Transcribe all of the material exactly, except for its pictures.

----------

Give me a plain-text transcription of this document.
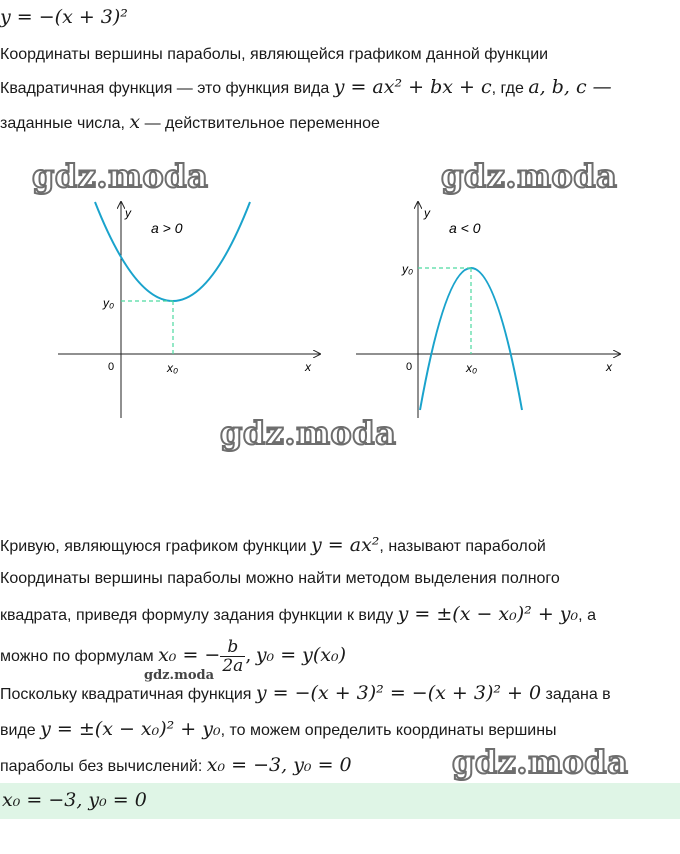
y = −(x + 3)²
Координаты вершины параболы, являющейся графиком данной функции
Квадратичная функция — это функция вида y = ax² + bx + c, где a, b, c —
заданные числа, x — действительное переменное
a > 0
y
x
0	x₀
y₀
a < 0
y
x
0	x₀
y₀
gdz.moda	gdz.moda
gdz.moda
gdz.moda
gdz.moda
Кривую, являющуюся графиком функции y = ax², называют параболой
Координаты вершины параболы можно найти методом выделения полного
квадрата, приведя формулу задания функции к виду y = ±(x − x₀)² + y₀, а
можно по формулам x₀ = − $\frac{b}{2a}$ , y₀ = y(x₀)
Поскольку квадратичная функция y = −(x + 3)² = −(x + 3)² + 0 задана в
виде y = ±(x − x₀)² + y₀, то можем определить координаты вершины
параболы без вычислений: x₀ = −3, y₀ = 0
x₀ = −3, y₀ = 0
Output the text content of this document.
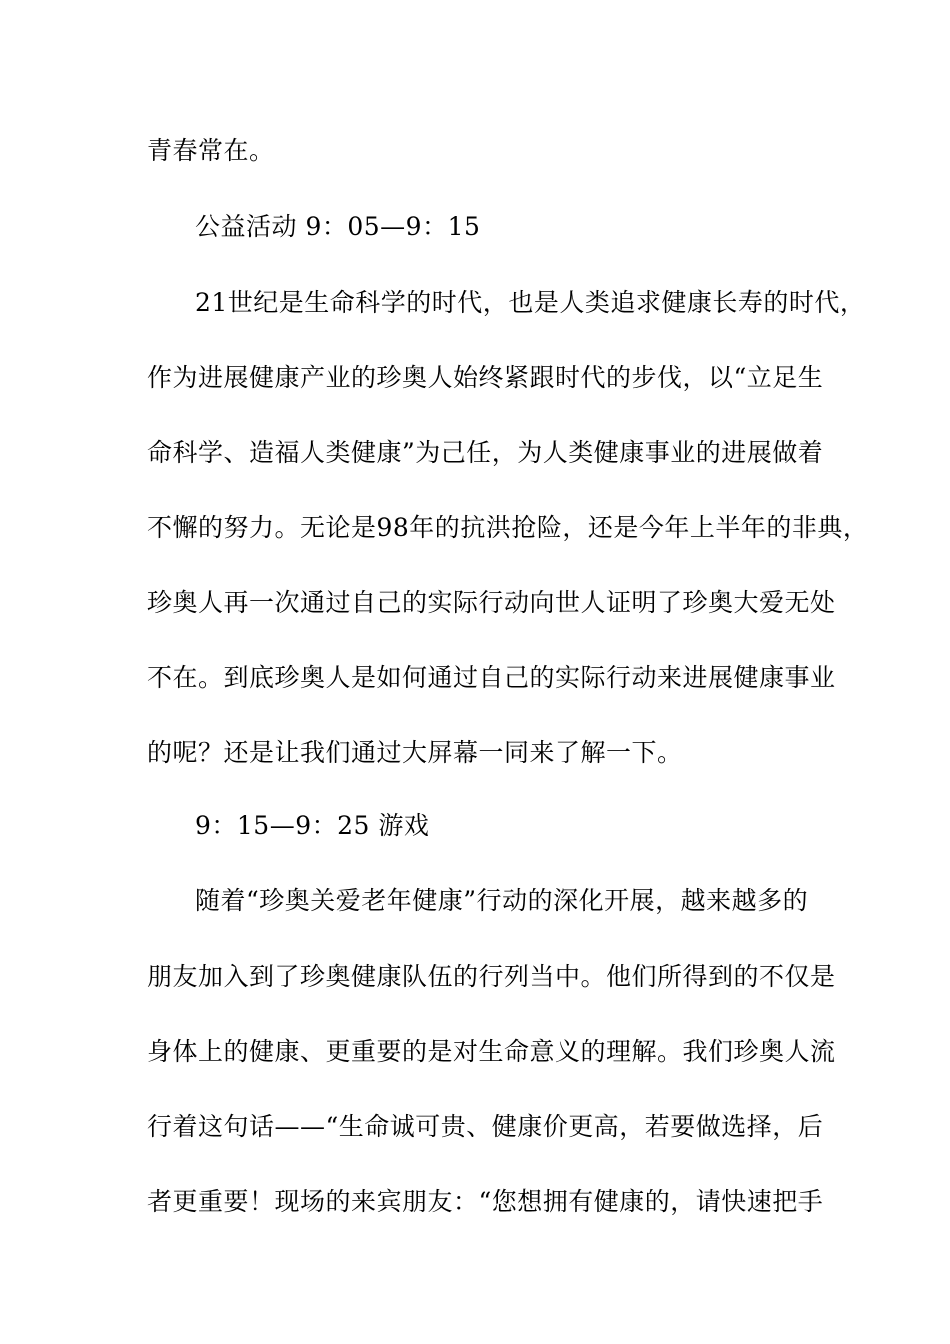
青春常在。
公益活动 9：05—9：15
21世纪是生命科学的时代，也是人类追求健康长寿的时代，
作为进展健康产业的珍奥人始终紧跟时代的步伐，以“立足生
命科学、造福人类健康”为己任，为人类健康事业的进展做着
不懈的努力。无论是98年的抗洪抢险，还是今年上半年的非典，
珍奥人再一次通过自己的实际行动向世人证明了珍奥大爱无处
不在。到底珍奥人是如何通过自己的实际行动来进展健康事业
的呢？还是让我们通过大屏幕一同来了解一下。
9：15—9：25 游戏
随着“珍奥关爱老年健康”行动的深化开展，越来越多的
朋友加入到了珍奥健康队伍的行列当中。他们所得到的不仅是
身体上的健康、更重要的是对生命意义的理解。我们珍奥人流
行着这句话——“生命诚可贵、健康价更高，若要做选择，后
者更重要！现场的来宾朋友：“您想拥有健康的，请快速把手
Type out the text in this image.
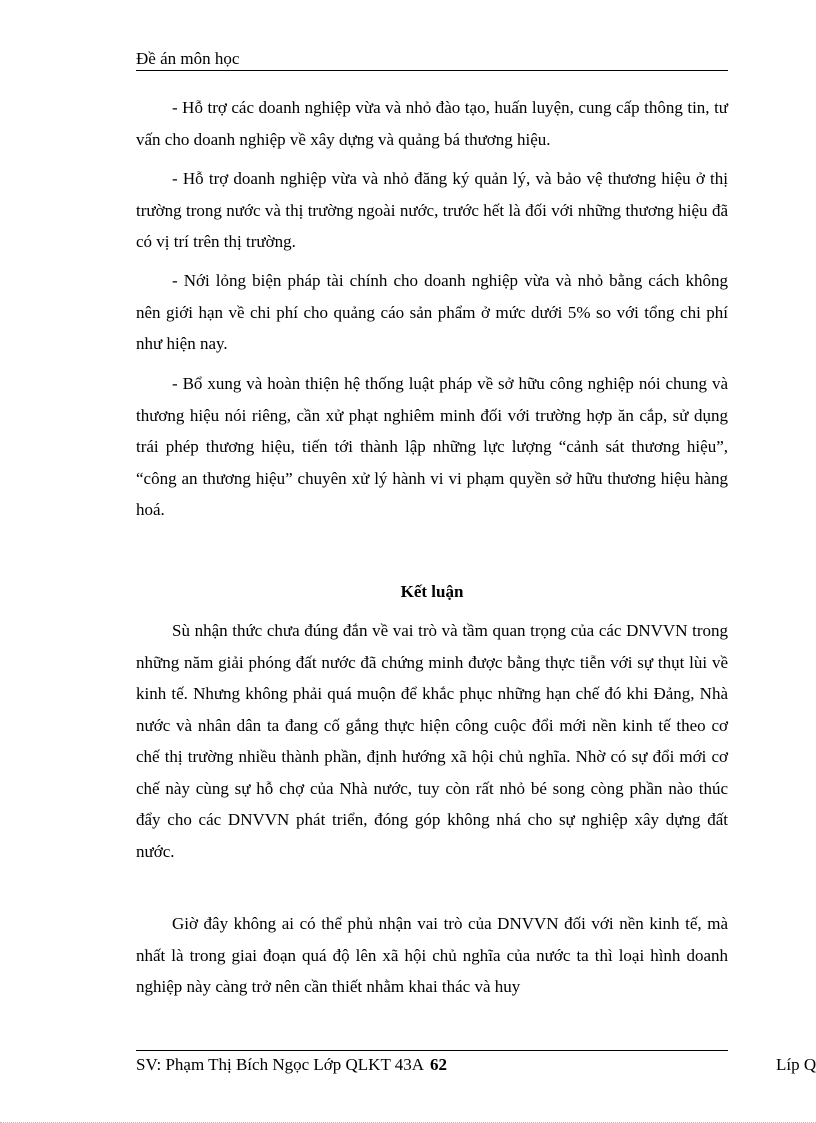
Đề án môn học

- Hỗ trợ các doanh nghiệp vừa và nhỏ đào tạo, huấn luyện, cung cấp thông tin, tư vấn cho doanh nghiệp về xây dựng và quảng bá thương hiệu.

- Hỗ trợ doanh nghiệp vừa và nhỏ đăng ký quản lý, và bảo vệ thương hiệu ở thị trường trong nước và thị trường ngoài nước, trước hết là đối với những thương hiệu đã có vị trí trên thị trường.

- Nới lỏng biện pháp tài chính cho doanh nghiệp vừa và nhỏ bằng cách không nên giới hạn về chi phí cho quảng cáo sản phẩm ở mức dưới 5% so với tổng chi phí như hiện nay.

- Bổ xung và hoàn thiện hệ thống luật pháp về sở hữu công nghiệp nói chung và thương hiệu nói riêng, cần xử phạt nghiêm minh đối với trường hợp ăn cắp, sử dụng trái phép thương hiệu, tiến tới thành lập những lực lượng “cảnh sát thương hiệu”, “công an thương hiệu” chuyên xử lý hành vi vi phạm quyền sở hữu thương hiệu hàng hoá.

Kết luận

Sù nhận thức chưa đúng đắn về vai trò và tầm quan trọng của các DNVVN trong những năm giải phóng đất nước đã chứng minh được bằng thực tiễn với sự thụt lùi về kinh tế. Nhưng không phải quá muộn để khắc phục những hạn chế đó khi Đảng, Nhà nước và nhân dân ta đang cố gắng thực hiện công cuộc đổi mới nền kinh tế theo cơ chế thị trường nhiều thành phần, định hướng xã hội chủ nghĩa. Nhờ có sự đổi mới cơ chế này cùng sự hỗ chợ của Nhà nước, tuy còn rất nhỏ bé song còng phần nào thúc đẩy cho các DNVVN phát triển, đóng góp không nhá cho sự nghiệp xây dựng đất nước.

Giờ đây không ai có thể phủ nhận vai trò của DNVVN đối với nền kinh tế, mà nhất là trong giai đoạn quá độ lên xã hội chủ nghĩa của nước ta thì loại hình doanh nghiệp này càng trở nên cần thiết nhằm khai thác và huy

SV: Phạm Thị Bích Ngọc Lớp QLKT 43A 62	Líp Q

----------

Output below:
Give me a plain-text transcription of this document.
y = −(x + 3)²
Координаты вершины параболы, являющейся графиком данной функции
Квадратичная функция — это функция вида y = ax² + bx + c, где a, b, c —
заданные числа, x — действительное переменное
a > 0
y
x
0	x₀
y₀
a < 0
y
x
0	x₀
y₀
gdz.moda	gdz.moda
gdz.moda
gdz.moda
gdz.moda
Кривую, являющуюся графиком функции y = ax², называют параболой
Координаты вершины параболы можно найти методом выделения полного
квадрата, приведя формулу задания функции к виду y = ±(x − x₀)² + y₀, а
можно по формулам x₀ = − $\frac{b}{2a}$ , y₀ = y(x₀)
Поскольку квадратичная функция y = −(x + 3)² = −(x + 3)² + 0 задана в
виде y = ±(x − x₀)² + y₀, то можем определить координаты вершины
параболы без вычислений: x₀ = −3, y₀ = 0
x₀ = −3, y₀ = 0
Output the text content of this document.
青春常在。
公益活动 9：05—9：15
21世纪是生命科学的时代，也是人类追求健康长寿的时代，
作为进展健康产业的珍奥人始终紧跟时代的步伐，以“立足生
命科学、造福人类健康”为己任，为人类健康事业的进展做着
不懈的努力。无论是98年的抗洪抢险，还是今年上半年的非典，
珍奥人再一次通过自己的实际行动向世人证明了珍奥大爱无处
不在。到底珍奥人是如何通过自己的实际行动来进展健康事业
的呢？还是让我们通过大屏幕一同来了解一下。
9：15—9：25 游戏
随着“珍奥关爱老年健康”行动的深化开展，越来越多的
朋友加入到了珍奥健康队伍的行列当中。他们所得到的不仅是
身体上的健康、更重要的是对生命意义的理解。我们珍奥人流
行着这句话——“生命诚可贵、健康价更高，若要做选择，后
者更重要！现场的来宾朋友：“您想拥有健康的，请快速把手
Type out the text in this image.
Đề án môn học

- Hỗ trợ các doanh nghiệp vừa và nhỏ đào tạo, huấn luyện, cung cấp thông tin, tư vấn cho doanh nghiệp về xây dựng và quảng bá thương hiệu.

- Hỗ trợ doanh nghiệp vừa và nhỏ đăng ký quản lý, và bảo vệ thương hiệu ở thị trường trong nước và thị trường ngoài nước, trước hết là đối với những thương hiệu đã có vị trí trên thị trường.

- Nới lỏng biện pháp tài chính cho doanh nghiệp vừa và nhỏ bằng cách không nên giới hạn về chi phí cho quảng cáo sản phẩm ở mức dưới 5% so với tổng chi phí như hiện nay.

- Bổ xung và hoàn thiện hệ thống luật pháp về sở hữu công nghiệp nói chung và thương hiệu nói riêng, cần xử phạt nghiêm minh đối với trường hợp ăn cắp, sử dụng trái phép thương hiệu, tiến tới thành lập những lực lượng “cảnh sát thương hiệu”, “công an thương hiệu” chuyên xử lý hành vi vi phạm quyền sở hữu thương hiệu hàng hoá.

Kết luận

Sù nhận thức chưa đúng đắn về vai trò và tầm quan trọng của các DNVVN trong những năm giải phóng đất nước đã chứng minh được bằng thực tiễn với sự thụt lùi về kinh tế. Nhưng không phải quá muộn để khắc phục những hạn chế đó khi Đảng, Nhà nước và nhân dân ta đang cố gắng thực hiện công cuộc đổi mới nền kinh tế theo cơ chế thị trường nhiều thành phần, định hướng xã hội chủ nghĩa. Nhờ có sự đổi mới cơ chế này cùng sự hỗ chợ của Nhà nước, tuy còn rất nhỏ bé song còng phần nào thúc đẩy cho các DNVVN phát triển, đóng góp không nhá cho sự nghiệp xây dựng đất nước.

Giờ đây không ai có thể phủ nhận vai trò của DNVVN đối với nền kinh tế, mà nhất là trong giai đoạn quá độ lên xã hội chủ nghĩa của nước ta thì loại hình doanh nghiệp này càng trở nên cần thiết nhằm khai thác và huy

SV: Phạm Thị Bích Ngọc Lớp QLKT 43A 62	Líp Q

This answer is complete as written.